→ Exercise prompt
For each line below that holds "panel", return the line as it stands.

[Entries taken from a collection]
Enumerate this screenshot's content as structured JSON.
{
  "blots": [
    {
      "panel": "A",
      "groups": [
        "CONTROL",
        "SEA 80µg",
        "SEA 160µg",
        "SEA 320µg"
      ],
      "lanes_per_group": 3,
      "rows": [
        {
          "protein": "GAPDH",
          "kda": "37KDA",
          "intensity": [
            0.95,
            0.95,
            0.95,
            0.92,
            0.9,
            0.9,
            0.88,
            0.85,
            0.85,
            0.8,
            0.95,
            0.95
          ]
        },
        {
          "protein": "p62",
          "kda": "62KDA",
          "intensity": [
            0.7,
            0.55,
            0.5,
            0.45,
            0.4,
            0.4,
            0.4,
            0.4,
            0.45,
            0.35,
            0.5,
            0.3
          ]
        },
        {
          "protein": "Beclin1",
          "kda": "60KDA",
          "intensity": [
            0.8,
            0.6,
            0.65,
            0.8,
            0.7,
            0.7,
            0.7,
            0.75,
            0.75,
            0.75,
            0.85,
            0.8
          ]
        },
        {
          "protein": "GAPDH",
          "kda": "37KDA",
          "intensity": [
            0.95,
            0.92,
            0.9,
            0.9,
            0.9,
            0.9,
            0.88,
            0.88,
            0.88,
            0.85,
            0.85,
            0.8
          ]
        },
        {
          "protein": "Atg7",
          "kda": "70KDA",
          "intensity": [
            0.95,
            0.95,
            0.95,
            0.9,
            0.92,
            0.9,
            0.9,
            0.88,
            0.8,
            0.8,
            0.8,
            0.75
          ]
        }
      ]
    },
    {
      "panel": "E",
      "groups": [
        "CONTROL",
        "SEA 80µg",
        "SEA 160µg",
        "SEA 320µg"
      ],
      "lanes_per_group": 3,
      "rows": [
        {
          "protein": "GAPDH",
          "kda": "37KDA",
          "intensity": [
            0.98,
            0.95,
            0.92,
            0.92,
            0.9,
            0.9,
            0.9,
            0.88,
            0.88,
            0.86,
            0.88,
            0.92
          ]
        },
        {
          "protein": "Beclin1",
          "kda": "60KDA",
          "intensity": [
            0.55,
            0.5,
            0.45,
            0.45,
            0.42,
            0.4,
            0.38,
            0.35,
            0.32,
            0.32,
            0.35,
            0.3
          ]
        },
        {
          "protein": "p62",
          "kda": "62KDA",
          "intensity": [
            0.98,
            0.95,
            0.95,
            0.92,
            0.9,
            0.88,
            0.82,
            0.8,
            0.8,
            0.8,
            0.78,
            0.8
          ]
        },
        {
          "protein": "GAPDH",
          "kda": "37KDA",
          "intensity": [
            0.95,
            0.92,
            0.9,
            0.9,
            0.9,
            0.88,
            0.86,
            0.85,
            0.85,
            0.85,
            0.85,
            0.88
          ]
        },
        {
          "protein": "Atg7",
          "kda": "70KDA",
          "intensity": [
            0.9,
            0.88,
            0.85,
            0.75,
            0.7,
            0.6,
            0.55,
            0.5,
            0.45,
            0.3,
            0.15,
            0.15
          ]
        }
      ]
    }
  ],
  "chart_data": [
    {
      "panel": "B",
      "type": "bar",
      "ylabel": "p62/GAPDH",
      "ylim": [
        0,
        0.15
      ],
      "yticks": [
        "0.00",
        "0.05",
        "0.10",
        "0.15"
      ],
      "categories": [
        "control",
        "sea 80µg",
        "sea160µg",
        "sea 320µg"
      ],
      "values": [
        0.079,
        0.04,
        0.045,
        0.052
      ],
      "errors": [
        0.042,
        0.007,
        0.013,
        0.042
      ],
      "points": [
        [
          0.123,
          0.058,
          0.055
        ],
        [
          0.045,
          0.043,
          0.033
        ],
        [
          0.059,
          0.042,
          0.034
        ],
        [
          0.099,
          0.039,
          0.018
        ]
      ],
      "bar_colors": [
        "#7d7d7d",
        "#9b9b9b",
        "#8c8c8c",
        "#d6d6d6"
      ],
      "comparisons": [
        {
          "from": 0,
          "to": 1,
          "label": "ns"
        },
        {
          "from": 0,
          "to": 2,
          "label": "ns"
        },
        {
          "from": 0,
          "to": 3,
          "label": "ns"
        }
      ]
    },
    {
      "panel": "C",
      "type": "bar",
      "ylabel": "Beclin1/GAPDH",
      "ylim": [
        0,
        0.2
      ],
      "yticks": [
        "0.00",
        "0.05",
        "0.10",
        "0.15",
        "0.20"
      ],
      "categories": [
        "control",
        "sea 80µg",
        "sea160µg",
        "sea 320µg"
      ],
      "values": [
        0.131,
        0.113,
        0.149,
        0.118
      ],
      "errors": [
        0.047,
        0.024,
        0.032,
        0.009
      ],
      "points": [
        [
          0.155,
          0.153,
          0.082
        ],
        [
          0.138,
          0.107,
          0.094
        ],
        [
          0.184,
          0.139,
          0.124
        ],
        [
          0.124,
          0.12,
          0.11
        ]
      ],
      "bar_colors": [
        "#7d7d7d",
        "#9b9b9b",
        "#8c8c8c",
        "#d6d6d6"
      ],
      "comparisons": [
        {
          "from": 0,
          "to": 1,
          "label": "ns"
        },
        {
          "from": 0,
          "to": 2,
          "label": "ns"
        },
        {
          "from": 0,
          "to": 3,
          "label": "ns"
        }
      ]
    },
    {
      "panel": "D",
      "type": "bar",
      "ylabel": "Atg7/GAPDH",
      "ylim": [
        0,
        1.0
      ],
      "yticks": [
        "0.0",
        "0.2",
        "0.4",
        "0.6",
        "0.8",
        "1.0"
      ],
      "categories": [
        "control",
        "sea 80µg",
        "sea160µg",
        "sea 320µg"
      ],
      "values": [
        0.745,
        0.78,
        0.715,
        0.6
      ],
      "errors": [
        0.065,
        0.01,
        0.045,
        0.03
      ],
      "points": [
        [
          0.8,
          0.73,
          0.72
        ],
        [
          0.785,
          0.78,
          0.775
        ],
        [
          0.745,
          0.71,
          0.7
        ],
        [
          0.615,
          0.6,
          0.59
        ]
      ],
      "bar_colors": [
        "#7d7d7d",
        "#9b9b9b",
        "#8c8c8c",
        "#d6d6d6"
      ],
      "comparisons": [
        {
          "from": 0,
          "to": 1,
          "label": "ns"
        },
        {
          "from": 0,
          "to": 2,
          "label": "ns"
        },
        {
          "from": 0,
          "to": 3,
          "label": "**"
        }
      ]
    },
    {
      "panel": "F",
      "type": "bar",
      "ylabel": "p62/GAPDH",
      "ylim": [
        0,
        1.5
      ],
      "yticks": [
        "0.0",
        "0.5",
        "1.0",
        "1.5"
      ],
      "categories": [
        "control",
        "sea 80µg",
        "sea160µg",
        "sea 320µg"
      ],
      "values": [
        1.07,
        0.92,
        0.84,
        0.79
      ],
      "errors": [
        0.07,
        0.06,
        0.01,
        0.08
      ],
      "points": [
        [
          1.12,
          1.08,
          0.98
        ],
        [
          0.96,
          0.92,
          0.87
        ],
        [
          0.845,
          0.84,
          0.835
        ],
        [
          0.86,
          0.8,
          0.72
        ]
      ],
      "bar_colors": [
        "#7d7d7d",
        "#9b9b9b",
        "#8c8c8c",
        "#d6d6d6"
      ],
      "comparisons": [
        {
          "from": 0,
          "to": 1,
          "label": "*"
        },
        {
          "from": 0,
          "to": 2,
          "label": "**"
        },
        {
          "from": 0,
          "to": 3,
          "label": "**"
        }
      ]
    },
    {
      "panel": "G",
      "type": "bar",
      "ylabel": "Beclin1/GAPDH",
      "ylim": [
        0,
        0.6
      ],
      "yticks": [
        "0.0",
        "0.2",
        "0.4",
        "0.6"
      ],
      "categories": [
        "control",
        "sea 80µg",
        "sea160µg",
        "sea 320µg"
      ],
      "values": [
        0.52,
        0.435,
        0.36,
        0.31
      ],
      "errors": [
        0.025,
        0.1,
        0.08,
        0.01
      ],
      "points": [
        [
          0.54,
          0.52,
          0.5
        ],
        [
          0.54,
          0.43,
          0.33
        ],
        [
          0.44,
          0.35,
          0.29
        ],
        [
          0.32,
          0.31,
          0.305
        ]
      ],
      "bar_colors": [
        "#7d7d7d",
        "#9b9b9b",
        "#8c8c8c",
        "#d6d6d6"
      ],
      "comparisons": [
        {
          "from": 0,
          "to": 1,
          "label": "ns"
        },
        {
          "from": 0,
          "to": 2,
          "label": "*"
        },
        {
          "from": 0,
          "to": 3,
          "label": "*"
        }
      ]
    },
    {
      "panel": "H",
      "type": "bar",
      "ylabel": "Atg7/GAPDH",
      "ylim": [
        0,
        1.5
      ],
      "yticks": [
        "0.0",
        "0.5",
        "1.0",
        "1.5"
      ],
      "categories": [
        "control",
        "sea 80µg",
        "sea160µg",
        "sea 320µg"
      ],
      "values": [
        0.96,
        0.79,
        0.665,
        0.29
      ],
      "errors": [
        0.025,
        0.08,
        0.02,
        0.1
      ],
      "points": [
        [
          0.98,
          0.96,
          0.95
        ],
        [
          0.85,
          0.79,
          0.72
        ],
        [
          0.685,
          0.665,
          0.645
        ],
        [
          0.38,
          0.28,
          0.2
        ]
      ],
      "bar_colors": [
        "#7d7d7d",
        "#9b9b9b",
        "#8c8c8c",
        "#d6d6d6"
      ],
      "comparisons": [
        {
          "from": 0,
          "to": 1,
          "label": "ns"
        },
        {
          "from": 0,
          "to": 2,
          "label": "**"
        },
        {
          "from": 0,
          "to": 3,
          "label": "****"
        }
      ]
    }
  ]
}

→ Written solution
      "panel": "A",
      "panel": "E",
      "panel": "B",
      "panel": "C",
      "panel": "D",
      "panel": "F",
      "panel": "G",
      "panel": "H",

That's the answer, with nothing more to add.